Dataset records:
[Start]

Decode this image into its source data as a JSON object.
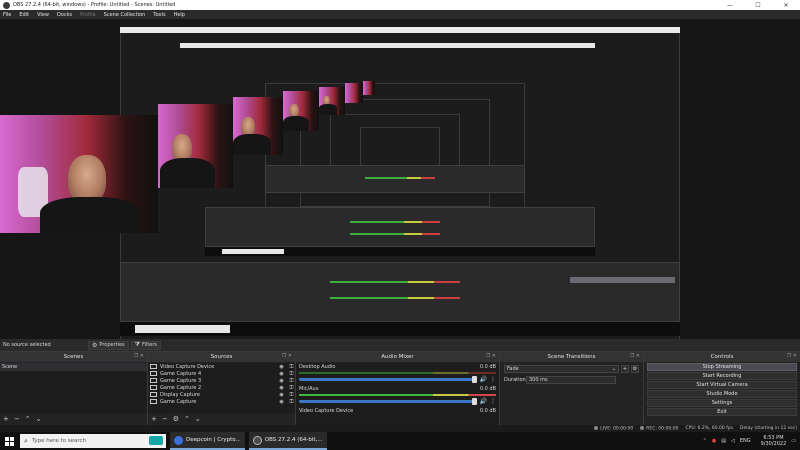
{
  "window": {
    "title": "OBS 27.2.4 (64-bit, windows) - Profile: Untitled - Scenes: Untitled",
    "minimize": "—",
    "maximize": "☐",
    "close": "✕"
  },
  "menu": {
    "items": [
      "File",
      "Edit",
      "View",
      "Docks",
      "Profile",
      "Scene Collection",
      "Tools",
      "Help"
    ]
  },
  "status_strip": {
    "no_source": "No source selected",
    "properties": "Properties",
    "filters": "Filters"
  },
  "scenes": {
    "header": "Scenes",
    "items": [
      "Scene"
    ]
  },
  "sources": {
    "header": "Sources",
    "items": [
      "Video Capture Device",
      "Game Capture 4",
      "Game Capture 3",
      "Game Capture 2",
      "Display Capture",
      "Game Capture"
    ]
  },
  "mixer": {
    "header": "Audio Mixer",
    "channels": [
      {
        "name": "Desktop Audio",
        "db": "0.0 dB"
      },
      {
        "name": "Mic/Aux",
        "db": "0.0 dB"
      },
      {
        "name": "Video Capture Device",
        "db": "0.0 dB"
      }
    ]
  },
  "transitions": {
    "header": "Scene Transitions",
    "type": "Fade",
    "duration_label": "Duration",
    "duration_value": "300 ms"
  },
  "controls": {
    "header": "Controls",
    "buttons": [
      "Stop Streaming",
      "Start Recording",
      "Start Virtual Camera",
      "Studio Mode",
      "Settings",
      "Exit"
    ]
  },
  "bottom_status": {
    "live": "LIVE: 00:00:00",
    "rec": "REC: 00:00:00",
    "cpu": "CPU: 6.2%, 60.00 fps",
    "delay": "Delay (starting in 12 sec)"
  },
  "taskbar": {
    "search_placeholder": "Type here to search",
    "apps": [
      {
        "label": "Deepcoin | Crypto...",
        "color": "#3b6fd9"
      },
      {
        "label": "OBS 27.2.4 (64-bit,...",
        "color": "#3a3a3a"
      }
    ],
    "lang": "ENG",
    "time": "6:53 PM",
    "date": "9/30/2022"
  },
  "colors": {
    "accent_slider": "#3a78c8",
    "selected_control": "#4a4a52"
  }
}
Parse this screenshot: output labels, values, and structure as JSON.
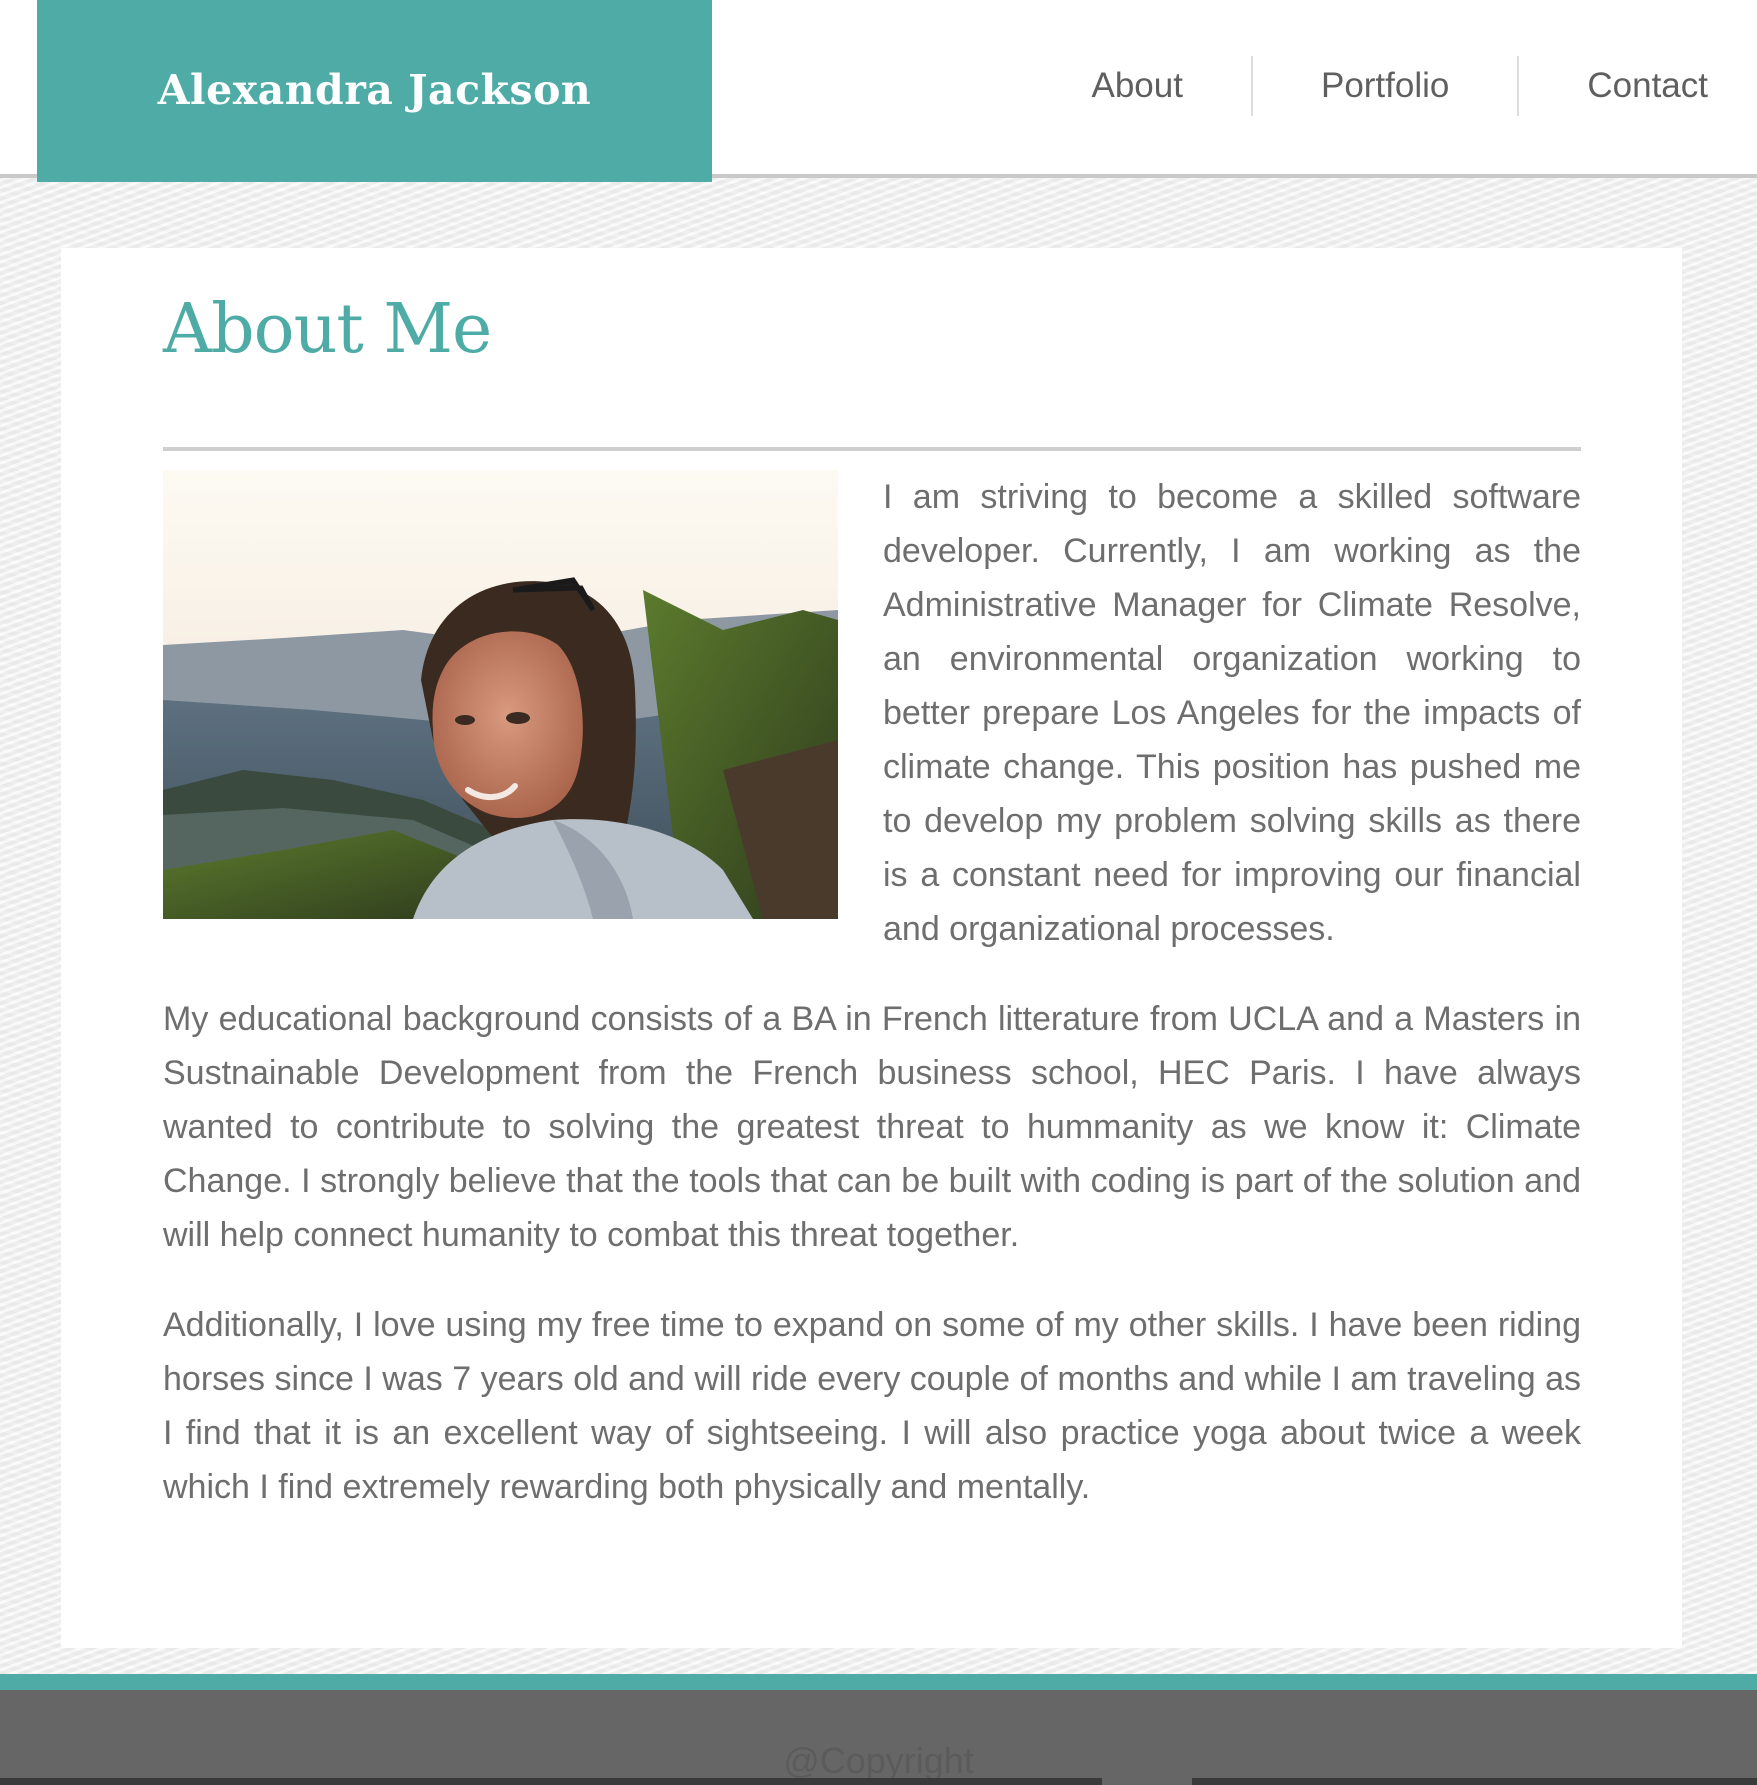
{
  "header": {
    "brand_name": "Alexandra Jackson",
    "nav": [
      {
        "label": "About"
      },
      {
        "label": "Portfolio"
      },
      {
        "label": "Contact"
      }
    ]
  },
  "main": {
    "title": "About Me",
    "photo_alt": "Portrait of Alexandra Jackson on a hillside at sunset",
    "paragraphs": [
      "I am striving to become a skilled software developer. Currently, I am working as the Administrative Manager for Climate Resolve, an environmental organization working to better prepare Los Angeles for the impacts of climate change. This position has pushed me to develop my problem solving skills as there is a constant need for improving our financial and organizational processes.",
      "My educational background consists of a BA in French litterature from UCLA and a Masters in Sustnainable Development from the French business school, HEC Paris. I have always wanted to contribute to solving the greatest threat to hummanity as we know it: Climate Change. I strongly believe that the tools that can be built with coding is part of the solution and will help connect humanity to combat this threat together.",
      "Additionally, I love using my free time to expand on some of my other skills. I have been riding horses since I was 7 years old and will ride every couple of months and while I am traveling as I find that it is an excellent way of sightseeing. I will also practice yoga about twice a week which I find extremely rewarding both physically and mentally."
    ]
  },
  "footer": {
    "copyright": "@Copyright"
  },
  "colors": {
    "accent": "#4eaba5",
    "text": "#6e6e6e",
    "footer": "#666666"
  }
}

[End]

### What needs to be done
Take the records above and transcribe them exactly, dropping every picture.

### Complete answer
Decode this image into its source data as a JSON object.
{
  "window": {
    "title": "OBS 27.2.4 (64-bit, windows) - Profile: Untitled - Scenes: Untitled",
    "minimize": "—",
    "maximize": "☐",
    "close": "✕"
  },
  "menu": {
    "items": [
      "File",
      "Edit",
      "View",
      "Docks",
      "Profile",
      "Scene Collection",
      "Tools",
      "Help"
    ]
  },
  "status_strip": {
    "no_source": "No source selected",
    "properties": "Properties",
    "filters": "Filters"
  },
  "scenes": {
    "header": "Scenes",
    "items": [
      "Scene"
    ]
  },
  "sources": {
    "header": "Sources",
    "items": [
      "Video Capture Device",
      "Game Capture 4",
      "Game Capture 3",
      "Game Capture 2",
      "Display Capture",
      "Game Capture"
    ]
  },
  "mixer": {
    "header": "Audio Mixer",
    "channels": [
      {
        "name": "Desktop Audio",
        "db": "0.0 dB"
      },
      {
        "name": "Mic/Aux",
        "db": "0.0 dB"
      },
      {
        "name": "Video Capture Device",
        "db": "0.0 dB"
      }
    ]
  },
  "transitions": {
    "header": "Scene Transitions",
    "type": "Fade",
    "duration_label": "Duration",
    "duration_value": "300 ms"
  },
  "controls": {
    "header": "Controls",
    "buttons": [
      "Stop Streaming",
      "Start Recording",
      "Start Virtual Camera",
      "Studio Mode",
      "Settings",
      "Exit"
    ]
  },
  "bottom_status": {
    "live": "LIVE: 00:00:00",
    "rec": "REC: 00:00:00",
    "cpu": "CPU: 6.2%, 60.00 fps",
    "delay": "Delay (starting in 12 sec)"
  },
  "taskbar": {
    "search_placeholder": "Type here to search",
    "apps": [
      {
        "label": "Deepcoin | Crypto...",
        "color": "#3b6fd9"
      },
      {
        "label": "OBS 27.2.4 (64-bit,...",
        "color": "#3a3a3a"
      }
    ],
    "lang": "ENG",
    "time": "6:53 PM",
    "date": "9/30/2022"
  },
  "colors": {
    "accent_slider": "#3a78c8",
    "selected_control": "#4a4a52"
  }
}
Parse this screenshot: output labels, values, and structure as JSON.
{
  "header": {
    "brand_name": "Alexandra Jackson",
    "nav": [
      {
        "label": "About"
      },
      {
        "label": "Portfolio"
      },
      {
        "label": "Contact"
      }
    ]
  },
  "main": {
    "title": "About Me",
    "photo_alt": "Portrait of Alexandra Jackson on a hillside at sunset",
    "paragraphs": [
      "I am striving to become a skilled software developer. Currently, I am working as the Administrative Manager for Climate Resolve, an environmental organization working to better prepare Los Angeles for the impacts of climate change. This position has pushed me to develop my problem solving skills as there is a constant need for improving our financial and organizational processes.",
      "My educational background consists of a BA in French litterature from UCLA and a Masters in Sustnainable Development from the French business school, HEC Paris. I have always wanted to contribute to solving the greatest threat to hummanity as we know it: Climate Change. I strongly believe that the tools that can be built with coding is part of the solution and will help connect humanity to combat this threat together.",
      "Additionally, I love using my free time to expand on some of my other skills. I have been riding horses since I was 7 years old and will ride every couple of months and while I am traveling as I find that it is an excellent way of sightseeing. I will also practice yoga about twice a week which I find extremely rewarding both physically and mentally."
    ]
  },
  "footer": {
    "copyright": "@Copyright"
  },
  "colors": {
    "accent": "#4eaba5",
    "text": "#6e6e6e",
    "footer": "#666666"
  }
}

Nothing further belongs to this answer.